L’art. 155 del codice civile, in caso di separazione tra i coniugi, stabilisce i criteri di fissazione dell’assegno di mantenimento:

Salvo accordi diversi (…) ciascuno dei genitori provvede al mantenimento dei figli in misura proporzionale al proprio reddito; il giudice stabilisce, ove necessario, la corresponsione di un assegno periodico al fine di realizzare il principio di proporzionalità, da determinare considerando:

1) le attuali esigenze del figlio;

2) il tenore di vita goduto dal figlio durante la convivenza con entrambi i genitori;

3) i tempi di permanenza/collocamento presso ciascun genitore;

4) le capacità economiche di entrambi i genitori;

5) il valore economico dei ruoli domestici e di cura svolti da ciascun genitore.

Ciò significa che se il marito (come sovente accade) guadagna più della moglie, dovrà versare di più in proporzione.

Sarà comunque il Giudice a valutare la situazione complessiva e in concreto. In genere la presenza di un mutuo per una nuova casa in cui uno dei coniugi sia andato a convivere con l’altro, o la nascita di un nuovo figlio, generato con il nuovo compagno/a, non viene ritenuto un motivo per ridurre l’assegno a favore dei figli nati dal matrimonio di cui pende la separazione: regola infatti vuole che ognuno mantenga i figli propri.

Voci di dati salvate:
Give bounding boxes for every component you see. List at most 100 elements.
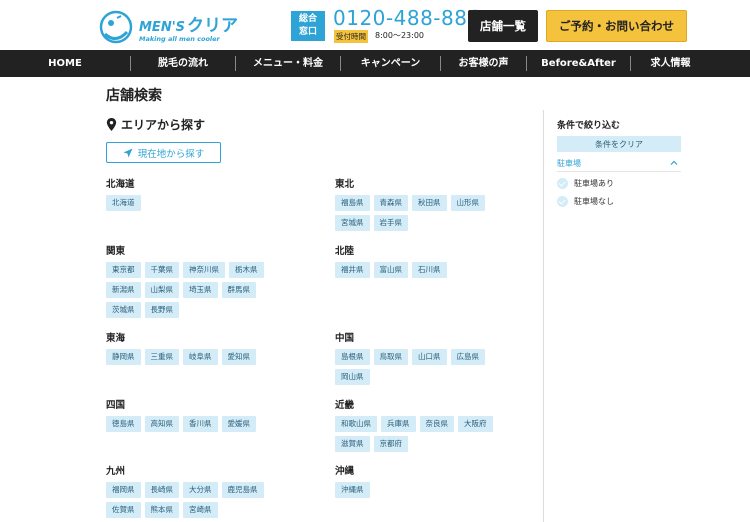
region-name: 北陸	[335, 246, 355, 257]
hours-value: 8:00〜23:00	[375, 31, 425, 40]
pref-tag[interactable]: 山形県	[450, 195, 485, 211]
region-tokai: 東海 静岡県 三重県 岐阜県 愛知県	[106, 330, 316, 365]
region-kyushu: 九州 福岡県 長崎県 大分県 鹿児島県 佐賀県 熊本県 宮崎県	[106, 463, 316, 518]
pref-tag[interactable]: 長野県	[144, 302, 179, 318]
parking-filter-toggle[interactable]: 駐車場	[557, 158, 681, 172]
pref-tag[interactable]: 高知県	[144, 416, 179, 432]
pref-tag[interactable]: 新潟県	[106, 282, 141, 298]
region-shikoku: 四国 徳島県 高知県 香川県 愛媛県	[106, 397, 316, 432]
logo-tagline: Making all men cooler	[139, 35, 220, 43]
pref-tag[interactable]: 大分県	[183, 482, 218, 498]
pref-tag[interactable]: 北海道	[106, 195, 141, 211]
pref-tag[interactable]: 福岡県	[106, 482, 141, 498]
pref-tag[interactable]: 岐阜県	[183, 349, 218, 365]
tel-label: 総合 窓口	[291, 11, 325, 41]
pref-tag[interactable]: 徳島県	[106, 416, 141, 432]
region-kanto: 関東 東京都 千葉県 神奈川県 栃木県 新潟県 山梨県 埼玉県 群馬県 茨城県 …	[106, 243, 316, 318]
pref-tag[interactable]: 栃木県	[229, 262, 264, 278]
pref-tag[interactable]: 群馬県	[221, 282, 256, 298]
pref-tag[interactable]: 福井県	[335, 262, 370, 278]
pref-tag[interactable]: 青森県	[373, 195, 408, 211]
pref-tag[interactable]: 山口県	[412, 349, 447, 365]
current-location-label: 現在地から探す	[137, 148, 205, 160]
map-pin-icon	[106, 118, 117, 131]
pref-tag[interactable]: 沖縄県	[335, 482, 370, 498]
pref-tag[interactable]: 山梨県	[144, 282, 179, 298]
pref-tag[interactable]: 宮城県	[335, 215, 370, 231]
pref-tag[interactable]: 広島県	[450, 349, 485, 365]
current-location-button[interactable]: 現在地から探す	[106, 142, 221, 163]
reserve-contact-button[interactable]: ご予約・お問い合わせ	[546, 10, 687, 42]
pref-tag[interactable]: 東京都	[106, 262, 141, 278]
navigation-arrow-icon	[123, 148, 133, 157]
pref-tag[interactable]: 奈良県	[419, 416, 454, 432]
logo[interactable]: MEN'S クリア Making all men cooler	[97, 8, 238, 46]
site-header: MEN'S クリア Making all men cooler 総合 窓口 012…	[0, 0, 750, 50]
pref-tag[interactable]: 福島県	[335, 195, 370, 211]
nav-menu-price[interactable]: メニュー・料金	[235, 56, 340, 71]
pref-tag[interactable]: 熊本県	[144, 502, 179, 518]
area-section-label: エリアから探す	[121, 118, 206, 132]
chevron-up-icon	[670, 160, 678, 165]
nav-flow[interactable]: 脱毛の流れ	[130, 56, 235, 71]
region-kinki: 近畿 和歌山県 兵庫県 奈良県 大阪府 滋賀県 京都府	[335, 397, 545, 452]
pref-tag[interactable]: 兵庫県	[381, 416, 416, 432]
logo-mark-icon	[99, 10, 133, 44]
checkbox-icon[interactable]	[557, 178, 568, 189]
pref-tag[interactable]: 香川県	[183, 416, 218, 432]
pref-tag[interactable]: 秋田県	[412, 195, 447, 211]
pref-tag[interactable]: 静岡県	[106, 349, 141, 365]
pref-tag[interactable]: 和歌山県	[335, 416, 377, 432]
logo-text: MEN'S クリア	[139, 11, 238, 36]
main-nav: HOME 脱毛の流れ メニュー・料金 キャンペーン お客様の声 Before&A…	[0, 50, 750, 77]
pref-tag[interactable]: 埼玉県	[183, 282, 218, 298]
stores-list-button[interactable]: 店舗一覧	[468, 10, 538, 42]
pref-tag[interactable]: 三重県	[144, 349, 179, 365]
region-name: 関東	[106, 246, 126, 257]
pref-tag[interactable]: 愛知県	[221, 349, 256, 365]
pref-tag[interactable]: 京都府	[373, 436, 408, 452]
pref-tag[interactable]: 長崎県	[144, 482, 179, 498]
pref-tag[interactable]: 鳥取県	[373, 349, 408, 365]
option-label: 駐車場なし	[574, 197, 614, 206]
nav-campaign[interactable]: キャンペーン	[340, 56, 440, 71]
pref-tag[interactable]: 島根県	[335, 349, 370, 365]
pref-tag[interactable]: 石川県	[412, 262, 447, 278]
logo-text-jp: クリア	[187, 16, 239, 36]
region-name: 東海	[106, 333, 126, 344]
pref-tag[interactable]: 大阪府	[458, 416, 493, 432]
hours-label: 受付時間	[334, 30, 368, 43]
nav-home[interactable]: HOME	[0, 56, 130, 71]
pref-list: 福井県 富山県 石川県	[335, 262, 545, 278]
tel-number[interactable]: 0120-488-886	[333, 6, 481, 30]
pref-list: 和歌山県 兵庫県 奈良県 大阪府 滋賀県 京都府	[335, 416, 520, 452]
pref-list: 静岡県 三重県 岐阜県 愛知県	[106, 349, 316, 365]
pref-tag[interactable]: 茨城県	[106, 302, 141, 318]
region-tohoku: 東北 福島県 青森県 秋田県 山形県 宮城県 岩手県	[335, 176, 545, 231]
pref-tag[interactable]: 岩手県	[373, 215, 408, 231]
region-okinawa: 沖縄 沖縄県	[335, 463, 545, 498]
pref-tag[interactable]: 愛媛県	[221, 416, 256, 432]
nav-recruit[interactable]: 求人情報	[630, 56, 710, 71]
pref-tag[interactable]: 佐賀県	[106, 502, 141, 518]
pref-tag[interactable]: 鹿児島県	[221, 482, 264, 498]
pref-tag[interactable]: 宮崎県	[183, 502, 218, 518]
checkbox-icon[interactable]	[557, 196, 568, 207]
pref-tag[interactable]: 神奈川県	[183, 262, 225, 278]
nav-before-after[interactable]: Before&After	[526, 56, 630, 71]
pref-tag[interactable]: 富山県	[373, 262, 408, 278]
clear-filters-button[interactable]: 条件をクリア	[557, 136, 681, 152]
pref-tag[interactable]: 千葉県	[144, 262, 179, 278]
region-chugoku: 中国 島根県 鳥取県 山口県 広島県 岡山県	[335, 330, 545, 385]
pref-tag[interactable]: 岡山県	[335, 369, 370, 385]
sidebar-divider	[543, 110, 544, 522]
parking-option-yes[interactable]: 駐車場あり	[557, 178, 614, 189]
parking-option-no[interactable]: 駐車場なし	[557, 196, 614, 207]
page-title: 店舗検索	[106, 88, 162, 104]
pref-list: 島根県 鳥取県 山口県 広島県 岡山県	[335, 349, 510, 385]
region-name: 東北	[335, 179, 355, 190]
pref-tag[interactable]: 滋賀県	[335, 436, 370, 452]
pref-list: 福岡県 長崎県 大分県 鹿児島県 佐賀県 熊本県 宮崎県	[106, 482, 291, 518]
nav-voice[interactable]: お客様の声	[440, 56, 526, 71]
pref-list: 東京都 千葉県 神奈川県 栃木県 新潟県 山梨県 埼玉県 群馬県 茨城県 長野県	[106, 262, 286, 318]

=== ESERCIZI ===
1/ Elenchi tutti gli elementi che, secondo il testo sull'assegno di mantenimento, vanno considerati per determinare l'assegno periodico.
2/ Trascriva fedelmente il passo del testo sull'assegno di mantenimento compreso tra "2) il tenore" e "più in proporzione.", estremi inclusi.
I record non hanno alcun rapporto con il testo sull'assegno di mantenimento.

=== SOLUZIONI IN ORDINE ===
1/
1) le attuali esigenze del figlio;
2) il tenore di vita goduto dal figlio durante la convivenza con entrambi i genitori;
3) i tempi di permanenza/collocamento presso ciascun genitore;
4) le capacità economiche di entrambi i genitori;
5) il valore economico dei ruoli domestici e di cura svolti da ciascun genitore.

2/
2) il tenore di vita goduto dal figlio durante la convivenza con entrambi i genitori;

3) i tempi di permanenza/collocamento presso ciascun genitore;

4) le capacità economiche di entrambi i genitori;

5) il valore economico dei ruoli domestici e di cura svolti da ciascun genitore.

Ciò significa che se il marito (come sovente accade) guadagna più della moglie, dovrà versare di più in proporzione.